» **EXERCISE INSTRUCTIONS**:
Transcribe the records that follow. Keep every word exactly, and drop the pictures.

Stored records

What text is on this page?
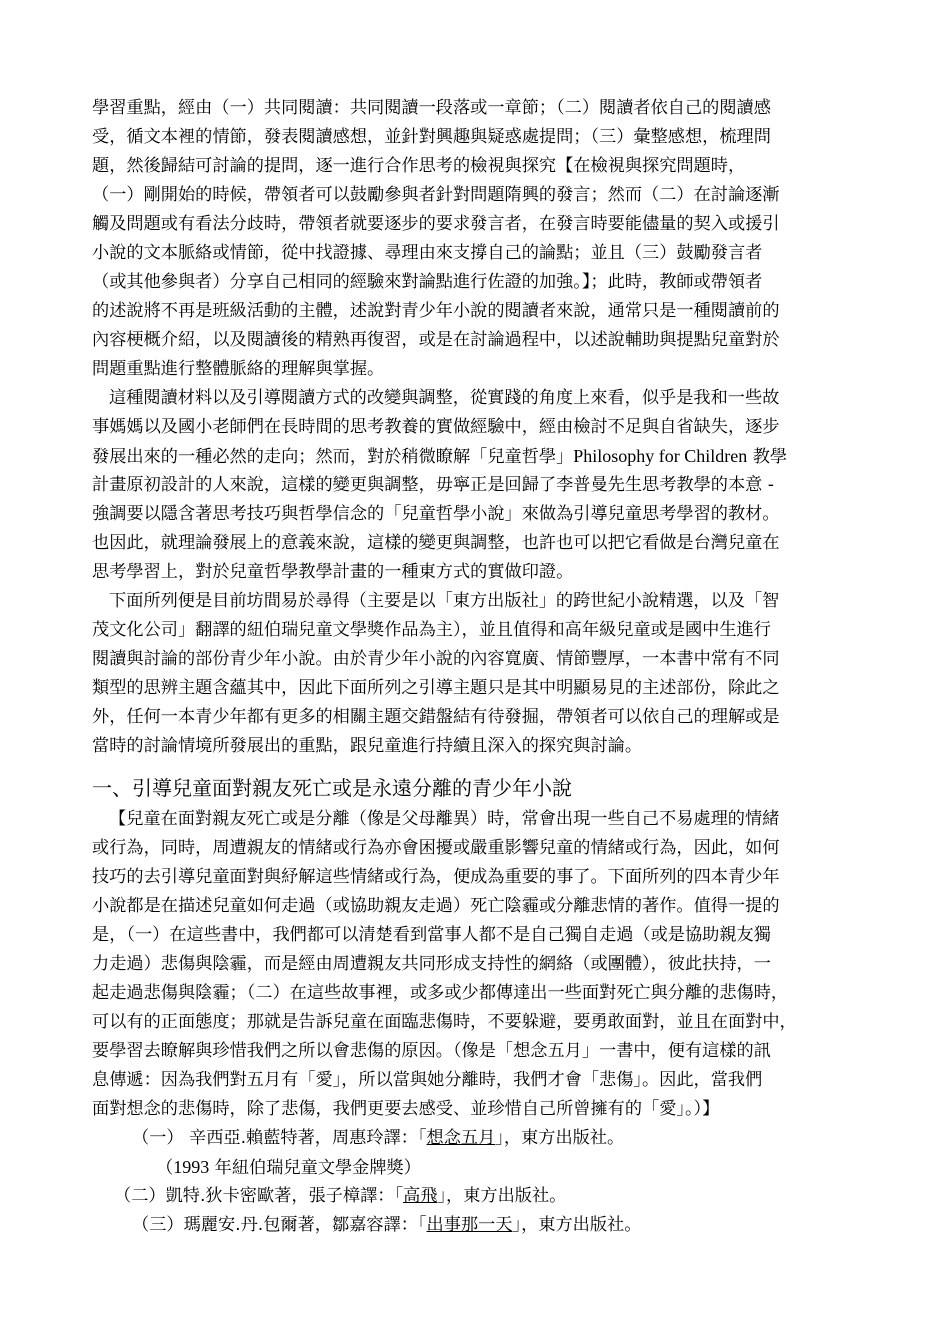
學習重點，經由（一）共同閱讀：共同閱讀一段落或一章節；（二）閱讀者依自己的閱讀感
受，循文本裡的情節，發表閱讀感想，並針對興趣與疑惑處提問；（三）彙整感想，梳理問
題，然後歸結可討論的提問，逐一進行合作思考的檢視與探究【在檢視與探究問題時，
（一）剛開始的時候，帶領者可以鼓勵參與者針對問題隋興的發言；然而（二）在討論逐漸
觸及問題或有看法分歧時，帶領者就要逐步的要求發言者，在發言時要能儘量的契入或援引
小說的文本脈絡或情節，從中找證據、尋理由來支撐自己的論點；並且（三）鼓勵發言者
（或其他參與者）分享自己相同的經驗來對論點進行佐證的加強。】；此時，教師或帶領者
的述說將不再是班級活動的主體，述說對青少年小說的閱讀者來說，通常只是一種閱讀前的
內容梗概介紹，以及閱讀後的精熟再復習，或是在討論過程中，以述說輔助與提點兒童對於
問題重點進行整體脈絡的理解與掌握。
這種閱讀材料以及引導閱讀方式的改變與調整，從實踐的角度上來看，似乎是我和一些故
事媽媽以及國小老師們在長時間的思考教養的實做經驗中，經由檢討不足與自省缺失，逐步
發展出來的一種必然的走向；然而，對於稍微瞭解「兒童哲學」Philosophy for Children 教學
計畫原初設計的人來說，這樣的變更與調整，毋寧正是回歸了李普曼先生思考教學的本意 -
強調要以隱含著思考技巧與哲學信念的「兒童哲學小說」來做為引導兒童思考學習的教材。
也因此，就理論發展上的意義來說，這樣的變更與調整，也許也可以把它看做是台灣兒童在
思考學習上，對於兒童哲學教學計畫的一種東方式的實做印證。
下面所列便是目前坊間易於尋得（主要是以「東方出版社」的跨世紀小說精選，以及「智
茂文化公司」翻譯的紐伯瑞兒童文學獎作品為主），並且值得和高年級兒童或是國中生進行
閱讀與討論的部份青少年小說。由於青少年小說的內容寬廣、情節豐厚，一本書中常有不同
類型的思辨主題含蘊其中，因此下面所列之引導主題只是其中明顯易見的主述部份，除此之
外，任何一本青少年都有更多的相關主題交錯盤結有待發掘，帶領者可以依自己的理解或是
當時的討論情境所發展出的重點，跟兒童進行持續且深入的探究與討論。
一、引導兒童面對親友死亡或是永遠分離的青少年小說
【兒童在面對親友死亡或是分離（像是父母離異）時，常會出現一些自己不易處理的情緒
或行為，同時，周遭親友的情緒或行為亦會困擾或嚴重影響兒童的情緒或行為，因此，如何
技巧的去引導兒童面對與紓解這些情緒或行為，便成為重要的事了。下面所列的四本青少年
小說都是在描述兒童如何走過（或協助親友走過）死亡陰霾或分離悲情的著作。值得一提的
是，（一）在這些書中，我們都可以清楚看到當事人都不是自己獨自走過（或是協助親友獨
力走過）悲傷與陰霾，而是經由周遭親友共同形成支持性的網絡（或團體），彼此扶持，一
起走過悲傷與陰霾；（二）在這些故事裡，或多或少都傳達出一些面對死亡與分離的悲傷時，
可以有的正面態度；那就是告訴兒童在面臨悲傷時，不要躲避，要勇敢面對，並且在面對中，
要學習去瞭解與珍惜我們之所以會悲傷的原因。（像是「想念五月」一書中，便有這樣的訊
息傳遞：因為我們對五月有「愛」，所以當與她分離時，我們才會「悲傷」。因此，當我們
面對想念的悲傷時，除了悲傷，我們更要去感受、並珍惜自己所曾擁有的「愛」。）】
（一） 辛西亞.賴藍特著，周惠玲譯：「想念五月」，東方出版社。
（1993 年紐伯瑞兒童文學金牌獎）
（二）凱特.狄卡密歐著，張子樟譯：「高飛」，東方出版社。
（三）瑪麗安.丹.包爾著，鄒嘉容譯：「出事那一天」，東方出版社。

» **THE OUTPUT**:
What text is on this page?
學習重點，經由（一）共同閱讀：共同閱讀一段落或一章節；（二）閱讀者依自己的閱讀感
受，循文本裡的情節，發表閱讀感想，並針對興趣與疑惑處提問；（三）彙整感想，梳理問
題，然後歸結可討論的提問，逐一進行合作思考的檢視與探究【在檢視與探究問題時，
（一）剛開始的時候，帶領者可以鼓勵參與者針對問題隋興的發言；然而（二）在討論逐漸
觸及問題或有看法分歧時，帶領者就要逐步的要求發言者，在發言時要能儘量的契入或援引
小說的文本脈絡或情節，從中找證據、尋理由來支撐自己的論點；並且（三）鼓勵發言者
（或其他參與者）分享自己相同的經驗來對論點進行佐證的加強。】；此時，教師或帶領者
的述說將不再是班級活動的主體，述說對青少年小說的閱讀者來說，通常只是一種閱讀前的
內容梗概介紹，以及閱讀後的精熟再復習，或是在討論過程中，以述說輔助與提點兒童對於
問題重點進行整體脈絡的理解與掌握。
這種閱讀材料以及引導閱讀方式的改變與調整，從實踐的角度上來看，似乎是我和一些故
事媽媽以及國小老師們在長時間的思考教養的實做經驗中，經由檢討不足與自省缺失，逐步
發展出來的一種必然的走向；然而，對於稍微瞭解「兒童哲學」Philosophy for Children 教學
計畫原初設計的人來說，這樣的變更與調整，毋寧正是回歸了李普曼先生思考教學的本意 -
強調要以隱含著思考技巧與哲學信念的「兒童哲學小說」來做為引導兒童思考學習的教材。
也因此，就理論發展上的意義來說，這樣的變更與調整，也許也可以把它看做是台灣兒童在
思考學習上，對於兒童哲學教學計畫的一種東方式的實做印證。
下面所列便是目前坊間易於尋得（主要是以「東方出版社」的跨世紀小說精選，以及「智
茂文化公司」翻譯的紐伯瑞兒童文學獎作品為主），並且值得和高年級兒童或是國中生進行
閱讀與討論的部份青少年小說。由於青少年小說的內容寬廣、情節豐厚，一本書中常有不同
類型的思辨主題含蘊其中，因此下面所列之引導主題只是其中明顯易見的主述部份，除此之
外，任何一本青少年都有更多的相關主題交錯盤結有待發掘，帶領者可以依自己的理解或是
當時的討論情境所發展出的重點，跟兒童進行持續且深入的探究與討論。
一、引導兒童面對親友死亡或是永遠分離的青少年小說
【兒童在面對親友死亡或是分離（像是父母離異）時，常會出現一些自己不易處理的情緒
或行為，同時，周遭親友的情緒或行為亦會困擾或嚴重影響兒童的情緒或行為，因此，如何
技巧的去引導兒童面對與紓解這些情緒或行為，便成為重要的事了。下面所列的四本青少年
小說都是在描述兒童如何走過（或協助親友走過）死亡陰霾或分離悲情的著作。值得一提的
是，（一）在這些書中，我們都可以清楚看到當事人都不是自己獨自走過（或是協助親友獨
力走過）悲傷與陰霾，而是經由周遭親友共同形成支持性的網絡（或團體），彼此扶持，一
起走過悲傷與陰霾；（二）在這些故事裡，或多或少都傳達出一些面對死亡與分離的悲傷時，
可以有的正面態度；那就是告訴兒童在面臨悲傷時，不要躲避，要勇敢面對，並且在面對中，
要學習去瞭解與珍惜我們之所以會悲傷的原因。（像是「想念五月」一書中，便有這樣的訊
息傳遞：因為我們對五月有「愛」，所以當與她分離時，我們才會「悲傷」。因此，當我們
面對想念的悲傷時，除了悲傷，我們更要去感受、並珍惜自己所曾擁有的「愛」。）】
（一） 辛西亞.賴藍特著，周惠玲譯：「想念五月」，東方出版社。
（1993 年紐伯瑞兒童文學金牌獎）
（二）凱特.狄卡密歐著，張子樟譯：「高飛」，東方出版社。
（三）瑪麗安.丹.包爾著，鄒嘉容譯：「出事那一天」，東方出版社。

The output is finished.